▶ [Job]: How many lines hold the string "that"? Reply with the number alone.

▶ [Records provided]:
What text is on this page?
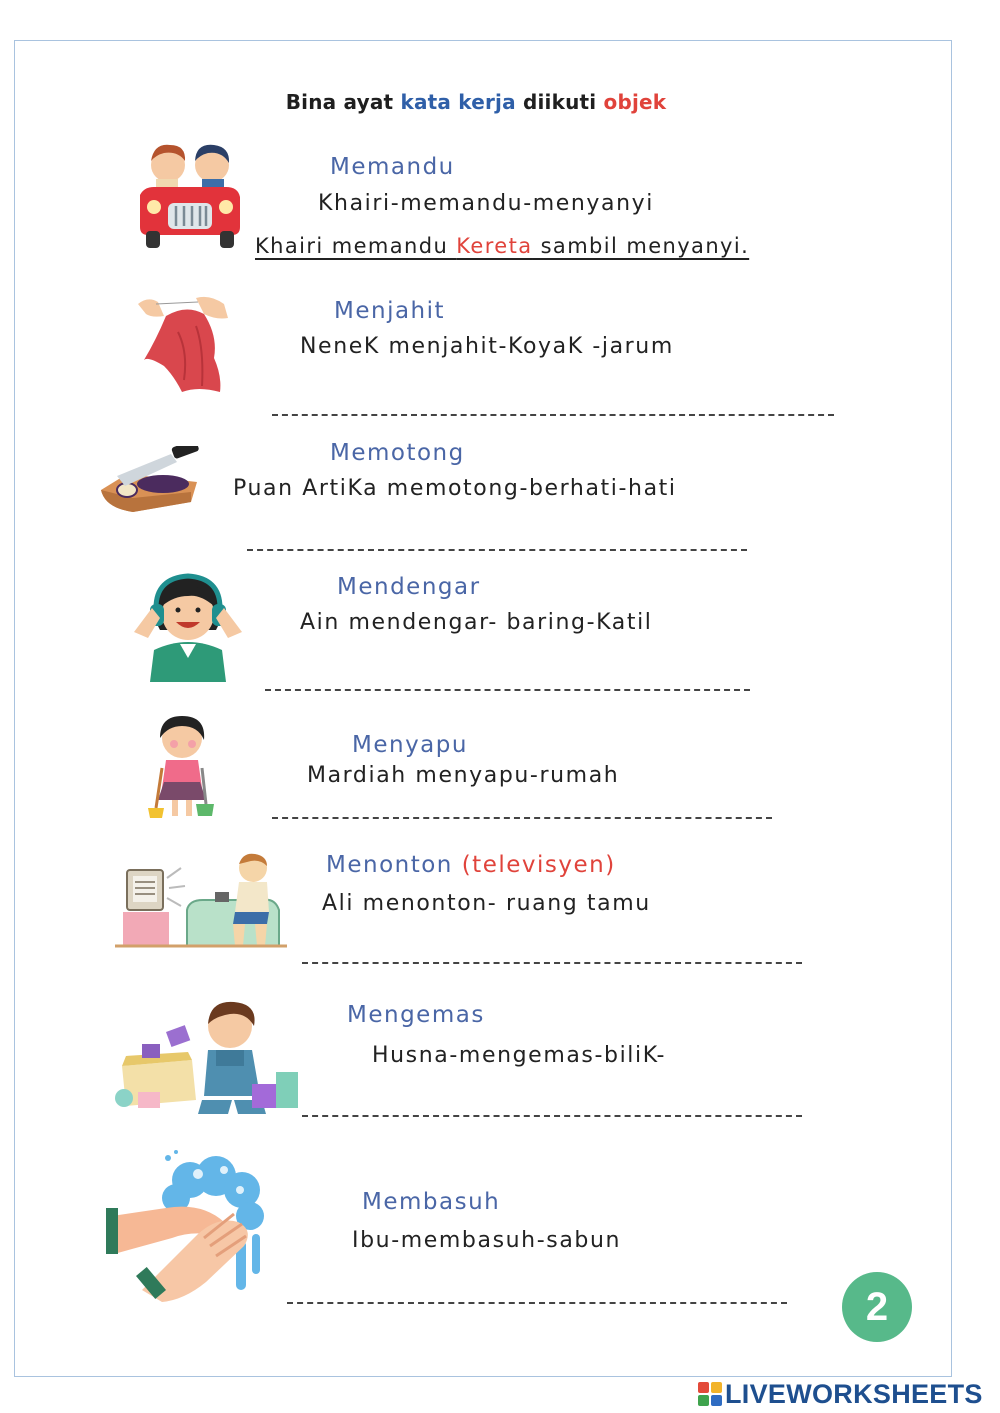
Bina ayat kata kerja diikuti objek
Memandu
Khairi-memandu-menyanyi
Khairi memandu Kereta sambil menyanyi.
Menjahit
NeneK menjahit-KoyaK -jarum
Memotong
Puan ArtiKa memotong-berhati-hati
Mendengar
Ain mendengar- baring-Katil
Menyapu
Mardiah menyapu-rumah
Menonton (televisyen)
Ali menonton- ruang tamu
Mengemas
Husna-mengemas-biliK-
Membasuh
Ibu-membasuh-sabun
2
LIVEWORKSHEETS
==
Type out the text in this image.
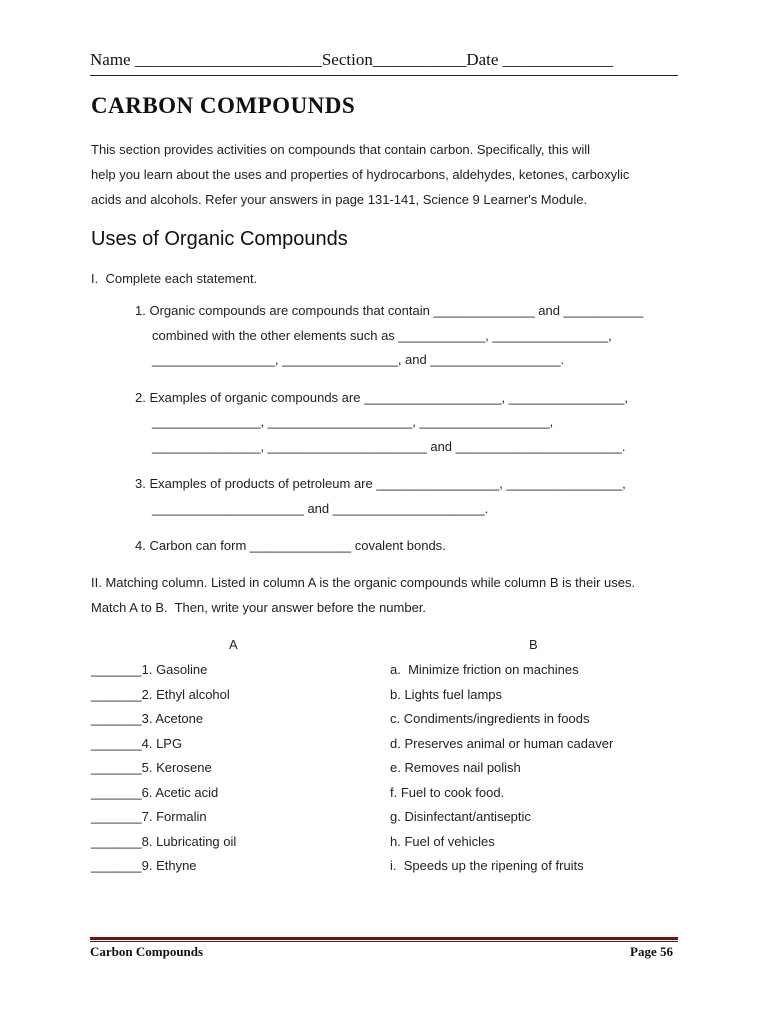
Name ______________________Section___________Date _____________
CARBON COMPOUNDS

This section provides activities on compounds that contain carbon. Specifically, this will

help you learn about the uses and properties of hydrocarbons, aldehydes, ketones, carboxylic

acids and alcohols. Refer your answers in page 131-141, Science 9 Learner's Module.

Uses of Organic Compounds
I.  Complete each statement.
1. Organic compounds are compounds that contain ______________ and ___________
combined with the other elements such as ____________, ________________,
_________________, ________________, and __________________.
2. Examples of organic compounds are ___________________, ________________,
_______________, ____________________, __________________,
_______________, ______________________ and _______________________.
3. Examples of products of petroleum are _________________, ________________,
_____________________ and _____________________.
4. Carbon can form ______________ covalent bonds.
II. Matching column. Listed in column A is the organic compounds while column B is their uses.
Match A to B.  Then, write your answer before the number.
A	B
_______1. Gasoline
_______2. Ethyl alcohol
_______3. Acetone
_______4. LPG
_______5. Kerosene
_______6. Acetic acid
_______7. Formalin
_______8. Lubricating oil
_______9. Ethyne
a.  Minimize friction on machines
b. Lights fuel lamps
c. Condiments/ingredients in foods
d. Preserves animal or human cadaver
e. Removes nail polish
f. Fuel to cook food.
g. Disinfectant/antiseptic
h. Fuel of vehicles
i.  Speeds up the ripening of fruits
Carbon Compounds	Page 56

▶ [Expected answer]: 2